▶ [What you are asked to do] Below is a block of records; return all of them exactly, but without the images.

(Figure record extracts)
## Begin

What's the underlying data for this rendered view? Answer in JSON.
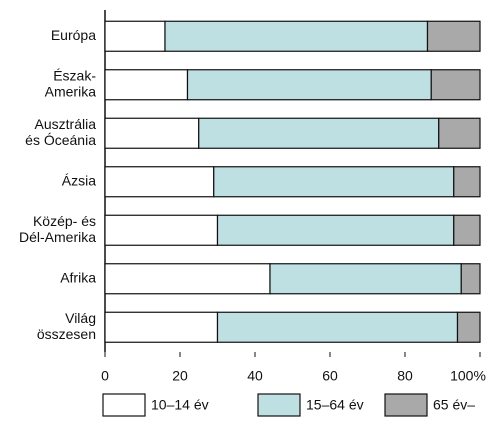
{
  "chart_data": {
    "type": "stacked-bar-horizontal",
    "categories": [
      [
        "Európa"
      ],
      [
        "Észak-",
        "Amerika"
      ],
      [
        "Ausztrália",
        "és Óceánia"
      ],
      [
        "Ázsia"
      ],
      [
        "Közép- és",
        "Dél-Amerika"
      ],
      [
        "Afrika"
      ],
      [
        "Világ",
        "összesen"
      ]
    ],
    "series": [
      {
        "name": "10–14 év",
        "color": "#ffffff",
        "values": [
          16,
          22,
          25,
          29,
          30,
          44,
          30
        ]
      },
      {
        "name": "15–64 év",
        "color": "#bfe0e3",
        "values": [
          70,
          65,
          64,
          64,
          63,
          51,
          64
        ]
      },
      {
        "name": "65 év–",
        "color": "#a9a9a9",
        "values": [
          14,
          13,
          11,
          7,
          7,
          5,
          6
        ]
      }
    ],
    "xlim": [
      0,
      100
    ],
    "xticks": [
      0,
      20,
      40,
      60,
      80,
      {
        "value": 100,
        "label": "100%"
      }
    ]
  }
}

## End

▶ [Written response]
What's the underlying data for this rendered view? Answer in JSON.
{
  "chart_data": {
    "type": "stacked-bar-horizontal",
    "categories": [
      [
        "Európa"
      ],
      [
        "Észak-",
        "Amerika"
      ],
      [
        "Ausztrália",
        "és Óceánia"
      ],
      [
        "Ázsia"
      ],
      [
        "Közép- és",
        "Dél-Amerika"
      ],
      [
        "Afrika"
      ],
      [
        "Világ",
        "összesen"
      ]
    ],
    "series": [
      {
        "name": "10–14 év",
        "color": "#ffffff",
        "values": [
          16,
          22,
          25,
          29,
          30,
          44,
          30
        ]
      },
      {
        "name": "15–64 év",
        "color": "#bfe0e3",
        "values": [
          70,
          65,
          64,
          64,
          63,
          51,
          64
        ]
      },
      {
        "name": "65 év–",
        "color": "#a9a9a9",
        "values": [
          14,
          13,
          11,
          7,
          7,
          5,
          6
        ]
      }
    ],
    "xlim": [
      0,
      100
    ],
    "xticks": [
      0,
      20,
      40,
      60,
      80,
      {
        "value": 100,
        "label": "100%"
      }
    ]
  }
}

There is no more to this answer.